WHAT IS NEEDED >> Every line with the word "buzón" in it should be extracted from the data that follows.

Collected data
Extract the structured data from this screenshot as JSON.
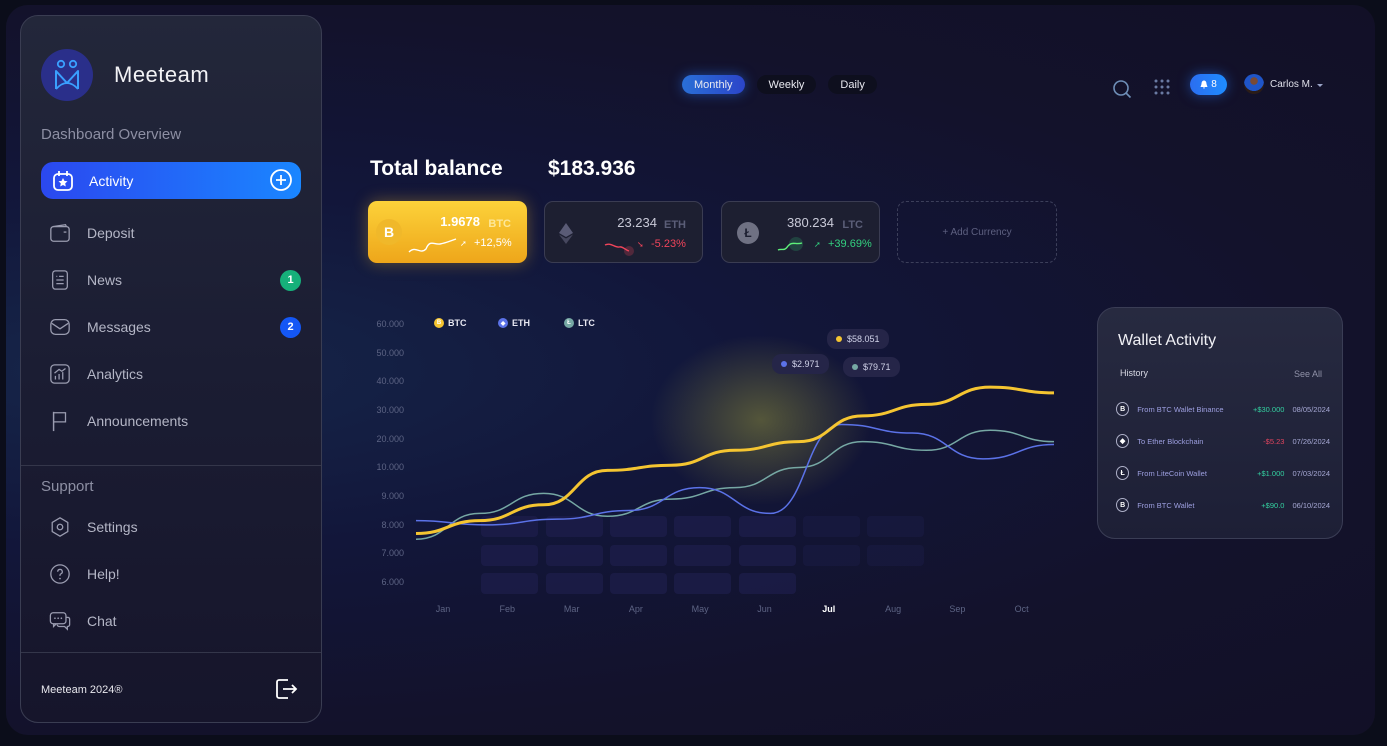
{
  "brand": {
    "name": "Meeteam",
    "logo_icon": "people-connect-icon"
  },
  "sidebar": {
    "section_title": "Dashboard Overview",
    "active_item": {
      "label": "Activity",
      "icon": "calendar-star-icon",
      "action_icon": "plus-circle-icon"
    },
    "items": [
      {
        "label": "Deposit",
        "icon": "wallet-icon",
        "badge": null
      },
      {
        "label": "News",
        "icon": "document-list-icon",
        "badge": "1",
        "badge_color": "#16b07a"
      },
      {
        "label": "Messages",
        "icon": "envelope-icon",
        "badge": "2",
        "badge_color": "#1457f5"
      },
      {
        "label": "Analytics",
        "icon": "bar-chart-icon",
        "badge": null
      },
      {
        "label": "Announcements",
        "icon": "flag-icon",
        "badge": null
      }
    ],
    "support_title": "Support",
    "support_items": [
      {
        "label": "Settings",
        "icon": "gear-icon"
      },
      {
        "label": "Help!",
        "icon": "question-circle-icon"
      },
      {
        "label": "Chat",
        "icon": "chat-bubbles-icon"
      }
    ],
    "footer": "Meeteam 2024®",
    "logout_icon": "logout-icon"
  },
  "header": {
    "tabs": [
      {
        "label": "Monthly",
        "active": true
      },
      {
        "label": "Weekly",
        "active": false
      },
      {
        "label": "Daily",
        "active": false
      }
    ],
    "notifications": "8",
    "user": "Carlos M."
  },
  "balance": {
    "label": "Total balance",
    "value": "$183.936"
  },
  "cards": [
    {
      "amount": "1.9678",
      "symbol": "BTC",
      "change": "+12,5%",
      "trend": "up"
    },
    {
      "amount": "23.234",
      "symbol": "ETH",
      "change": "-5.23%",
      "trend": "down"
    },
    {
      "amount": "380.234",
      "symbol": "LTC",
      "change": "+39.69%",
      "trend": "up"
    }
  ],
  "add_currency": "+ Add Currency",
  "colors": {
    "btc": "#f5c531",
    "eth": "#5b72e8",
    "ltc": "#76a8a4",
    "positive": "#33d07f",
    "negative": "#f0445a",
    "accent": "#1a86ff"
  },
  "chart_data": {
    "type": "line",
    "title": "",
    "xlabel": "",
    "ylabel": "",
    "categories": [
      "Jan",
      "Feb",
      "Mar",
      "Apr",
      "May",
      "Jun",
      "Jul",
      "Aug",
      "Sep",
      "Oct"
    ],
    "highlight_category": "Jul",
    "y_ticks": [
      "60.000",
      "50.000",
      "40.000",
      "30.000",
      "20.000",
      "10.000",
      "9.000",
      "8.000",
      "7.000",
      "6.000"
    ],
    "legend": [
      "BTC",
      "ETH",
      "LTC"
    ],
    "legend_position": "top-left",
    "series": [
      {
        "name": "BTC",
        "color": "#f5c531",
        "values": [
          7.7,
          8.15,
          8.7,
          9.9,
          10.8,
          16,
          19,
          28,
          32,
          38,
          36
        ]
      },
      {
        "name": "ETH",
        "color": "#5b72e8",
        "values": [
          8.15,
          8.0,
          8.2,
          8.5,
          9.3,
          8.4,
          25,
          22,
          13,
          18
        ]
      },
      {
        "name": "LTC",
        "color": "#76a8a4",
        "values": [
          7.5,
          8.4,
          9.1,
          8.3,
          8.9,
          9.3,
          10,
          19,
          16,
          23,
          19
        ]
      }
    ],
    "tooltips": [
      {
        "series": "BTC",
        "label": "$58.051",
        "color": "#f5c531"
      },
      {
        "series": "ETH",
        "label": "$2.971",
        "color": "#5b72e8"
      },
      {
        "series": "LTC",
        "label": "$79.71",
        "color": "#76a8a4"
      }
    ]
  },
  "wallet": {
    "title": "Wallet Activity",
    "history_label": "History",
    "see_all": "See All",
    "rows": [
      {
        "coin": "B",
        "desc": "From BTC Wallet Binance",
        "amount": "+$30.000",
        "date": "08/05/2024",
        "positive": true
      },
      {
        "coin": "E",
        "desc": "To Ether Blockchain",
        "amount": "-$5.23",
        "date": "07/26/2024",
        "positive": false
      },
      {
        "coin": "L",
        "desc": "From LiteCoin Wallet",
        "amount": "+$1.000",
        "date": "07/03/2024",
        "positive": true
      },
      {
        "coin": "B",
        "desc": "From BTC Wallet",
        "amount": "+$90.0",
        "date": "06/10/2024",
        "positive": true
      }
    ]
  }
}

--

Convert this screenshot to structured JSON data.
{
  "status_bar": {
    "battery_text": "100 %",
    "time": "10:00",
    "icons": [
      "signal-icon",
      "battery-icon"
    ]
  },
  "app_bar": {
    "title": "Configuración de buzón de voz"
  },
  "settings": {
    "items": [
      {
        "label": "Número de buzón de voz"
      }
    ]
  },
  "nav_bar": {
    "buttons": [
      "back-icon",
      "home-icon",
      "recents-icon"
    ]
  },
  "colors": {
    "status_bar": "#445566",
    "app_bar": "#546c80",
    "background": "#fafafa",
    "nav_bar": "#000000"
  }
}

--

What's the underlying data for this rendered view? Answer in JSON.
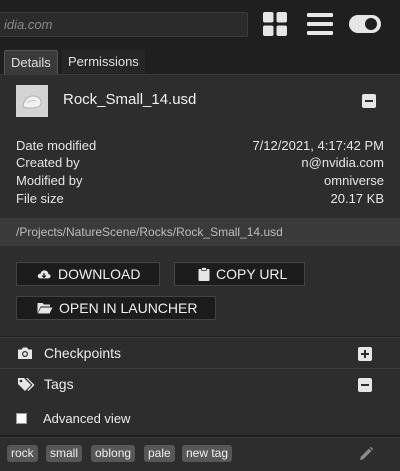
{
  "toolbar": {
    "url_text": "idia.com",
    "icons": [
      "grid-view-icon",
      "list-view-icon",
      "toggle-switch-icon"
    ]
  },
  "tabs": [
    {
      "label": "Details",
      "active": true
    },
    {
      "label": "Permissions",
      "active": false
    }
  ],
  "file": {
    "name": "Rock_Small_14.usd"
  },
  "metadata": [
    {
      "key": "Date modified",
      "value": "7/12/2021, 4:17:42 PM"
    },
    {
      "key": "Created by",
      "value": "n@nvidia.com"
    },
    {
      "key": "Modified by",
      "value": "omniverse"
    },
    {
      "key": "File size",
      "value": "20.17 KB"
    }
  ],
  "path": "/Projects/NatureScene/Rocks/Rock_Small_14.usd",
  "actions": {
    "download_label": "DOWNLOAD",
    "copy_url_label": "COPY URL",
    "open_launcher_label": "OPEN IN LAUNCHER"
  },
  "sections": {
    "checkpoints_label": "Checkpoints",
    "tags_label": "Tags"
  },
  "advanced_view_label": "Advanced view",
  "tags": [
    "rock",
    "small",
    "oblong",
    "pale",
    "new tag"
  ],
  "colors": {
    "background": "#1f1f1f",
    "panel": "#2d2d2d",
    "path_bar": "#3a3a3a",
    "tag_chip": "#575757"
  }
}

COMPLETE RESPONSE >>
    "title": "Configuración de buzón de voz"
        "label": "Número de buzón de voz"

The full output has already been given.